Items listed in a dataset
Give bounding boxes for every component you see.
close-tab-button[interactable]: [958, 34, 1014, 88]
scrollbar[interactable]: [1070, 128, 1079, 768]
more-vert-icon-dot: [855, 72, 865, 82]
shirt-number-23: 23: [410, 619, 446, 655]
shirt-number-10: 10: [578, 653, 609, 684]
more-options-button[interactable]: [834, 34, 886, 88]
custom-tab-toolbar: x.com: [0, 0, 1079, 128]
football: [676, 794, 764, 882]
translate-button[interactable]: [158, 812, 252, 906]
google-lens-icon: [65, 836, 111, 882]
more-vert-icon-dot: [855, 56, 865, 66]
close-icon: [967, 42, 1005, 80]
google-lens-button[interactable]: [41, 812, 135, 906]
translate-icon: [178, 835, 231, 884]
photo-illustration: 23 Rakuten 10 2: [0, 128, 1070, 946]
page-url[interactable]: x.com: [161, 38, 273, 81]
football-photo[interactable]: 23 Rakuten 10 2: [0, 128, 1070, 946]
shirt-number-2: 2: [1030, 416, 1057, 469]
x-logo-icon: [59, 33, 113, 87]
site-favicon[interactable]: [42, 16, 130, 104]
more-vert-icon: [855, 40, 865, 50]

(Written problem) Recast every line of the listing above as a Markdown table with the columns Number and Listing line, skipping any blank lines.

(Exercise response)
| Number | Listing line |
|---|---|
| 1 | Give bounding boxes for every component you see. |
| 2 | close-tab-button[interactable]: [958, 34, 1014, 88] |
| 3 | scrollbar[interactable]: [1070, 128, 1079, 768] |
| 4 | more-vert-icon-dot: [855, 72, 865, 82] |
| 5 | shirt-number-23: 23: [410, 619, 446, 655] |
| 6 | shirt-number-10: 10: [578, 653, 609, 684] |
| 7 | more-options-button[interactable]: [834, 34, 886, 88] |
| 8 | custom-tab-toolbar: x.com: [0, 0, 1079, 128] |
| 9 | football: [676, 794, 764, 882] |
| 10 | translate-button[interactable]: [158, 812, 252, 906] |
| 11 | google-lens-icon: [65, 836, 111, 882] |
| 12 | more-vert-icon-dot: [855, 56, 865, 66] |
| 13 | close-icon: [967, 42, 1005, 80] |
| 14 | google-lens-button[interactable]: [41, 812, 135, 906] |
| 15 | translate-icon: [178, 835, 231, 884] |
| 16 | photo-illustration: 23 Rakuten 10 2: [0, 128, 1070, 946] |
| 17 | page-url[interactable]: x.com: [161, 38, 273, 81] |
| 18 | football-photo[interactable]: 23 Rakuten 10 2: [0, 128, 1070, 946] |
| 19 | shirt-number-2: 2: [1030, 416, 1057, 469] |
| 20 | x-logo-icon: [59, 33, 113, 87] |
| 21 | site-favicon[interactable]: [42, 16, 130, 104] |
| 22 | more-vert-icon: [855, 40, 865, 50] |